Extract:

* * * * * * * * *

Long-tailed birch mouse
- Conservation status: Data Deficient (IUCN 3.1)

Scientific classification
- Kingdom: Animalia
- Phylum: Chordata
- Class: Mammalia
- Order: Rodentia
- Family: Sminthidae
- Genus: Sicista
- Species: S. caudata
- Binomial name: Sicista caudata Thomas, 1907

= Long-tailed birch mouse =

- Genus: Sicista
- Species: caudata
- Authority: Thomas, 1907
- Conservation status: DD

Species of rodent

The long-tailed birch mouse (Sicista caudata) is a species of birch mouse found in Northeast Asia. It has been reported from the Ussuri region of Manchuria, Sakhalin Island and Primorsky Krai in Russia, and northern North Korea. It is listed as data deficient by the IUCN.

==Description==
The long-tailed birch mouse grows to a length of about 67 mm with a tail close to twice its body length. The dorsal fur is pale greyish-brown tinged with yellow and along the spine are longer hairs tipped with black forming a vertebral stripe. The flanks are paler yellowish-brown and the underparts greyish creamy-white. The tail is a uniform light yellowish-grey. The zygomatic arch is widest in the middle, the premolars are large and the back of the skull is rounded.

* * * * * * * * *

What you need to do:
1. List every place the birch mouse article says the long-tailed birch mouse has been reported from.
2. Copy the birch mouse article word for word, starting at "Species of rodent" and ending at "by the IUCN.".
The data that follow were drawn from a separate source.

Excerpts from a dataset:
* * * * * * * * *

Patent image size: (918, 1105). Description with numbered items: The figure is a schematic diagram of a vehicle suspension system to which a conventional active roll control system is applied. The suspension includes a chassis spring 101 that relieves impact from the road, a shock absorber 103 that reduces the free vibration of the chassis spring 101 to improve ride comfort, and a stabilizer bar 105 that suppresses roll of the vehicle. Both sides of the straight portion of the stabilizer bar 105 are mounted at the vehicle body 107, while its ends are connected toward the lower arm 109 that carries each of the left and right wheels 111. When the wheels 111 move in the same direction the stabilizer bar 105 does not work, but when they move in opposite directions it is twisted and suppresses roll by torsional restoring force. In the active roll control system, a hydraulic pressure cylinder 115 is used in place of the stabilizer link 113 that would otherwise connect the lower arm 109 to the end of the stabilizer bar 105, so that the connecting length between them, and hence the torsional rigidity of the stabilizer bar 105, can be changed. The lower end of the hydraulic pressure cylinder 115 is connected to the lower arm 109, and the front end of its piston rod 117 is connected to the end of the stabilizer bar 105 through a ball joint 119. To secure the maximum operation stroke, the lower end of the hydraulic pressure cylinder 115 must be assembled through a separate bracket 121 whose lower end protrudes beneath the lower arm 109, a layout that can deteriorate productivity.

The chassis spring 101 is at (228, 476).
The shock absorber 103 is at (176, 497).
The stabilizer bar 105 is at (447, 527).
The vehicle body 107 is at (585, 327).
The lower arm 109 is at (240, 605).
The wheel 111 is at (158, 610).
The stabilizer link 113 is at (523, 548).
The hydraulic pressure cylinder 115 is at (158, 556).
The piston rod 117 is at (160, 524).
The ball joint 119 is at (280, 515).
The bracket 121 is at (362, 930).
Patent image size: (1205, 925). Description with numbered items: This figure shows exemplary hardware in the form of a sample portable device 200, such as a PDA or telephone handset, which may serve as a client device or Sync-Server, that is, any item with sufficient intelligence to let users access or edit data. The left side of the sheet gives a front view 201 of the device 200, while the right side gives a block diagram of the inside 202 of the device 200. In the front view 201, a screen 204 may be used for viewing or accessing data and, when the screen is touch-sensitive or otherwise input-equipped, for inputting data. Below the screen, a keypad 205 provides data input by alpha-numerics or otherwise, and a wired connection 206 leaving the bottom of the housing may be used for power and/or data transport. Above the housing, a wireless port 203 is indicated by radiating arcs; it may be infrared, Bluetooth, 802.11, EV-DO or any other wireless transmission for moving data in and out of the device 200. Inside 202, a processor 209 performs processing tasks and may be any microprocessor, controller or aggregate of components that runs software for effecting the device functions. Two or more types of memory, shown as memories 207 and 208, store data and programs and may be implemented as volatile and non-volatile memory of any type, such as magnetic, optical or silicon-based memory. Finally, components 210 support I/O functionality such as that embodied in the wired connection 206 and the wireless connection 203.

* * * * * * * * *

Answers by item:
1.
- The Ussuri region of Manchuria
- Sakhalin Island
- Primorsky Krai in Russia
- Northern North Korea

2.
Species of rodent

The long-tailed birch mouse (Sicista caudata) is a species of birch mouse found in Northeast Asia. It has been reported from the Ussuri region of Manchuria, Sakhalin Island and Primorsky Krai in Russia, and northern North Korea. It is listed as data deficient by the IUCN.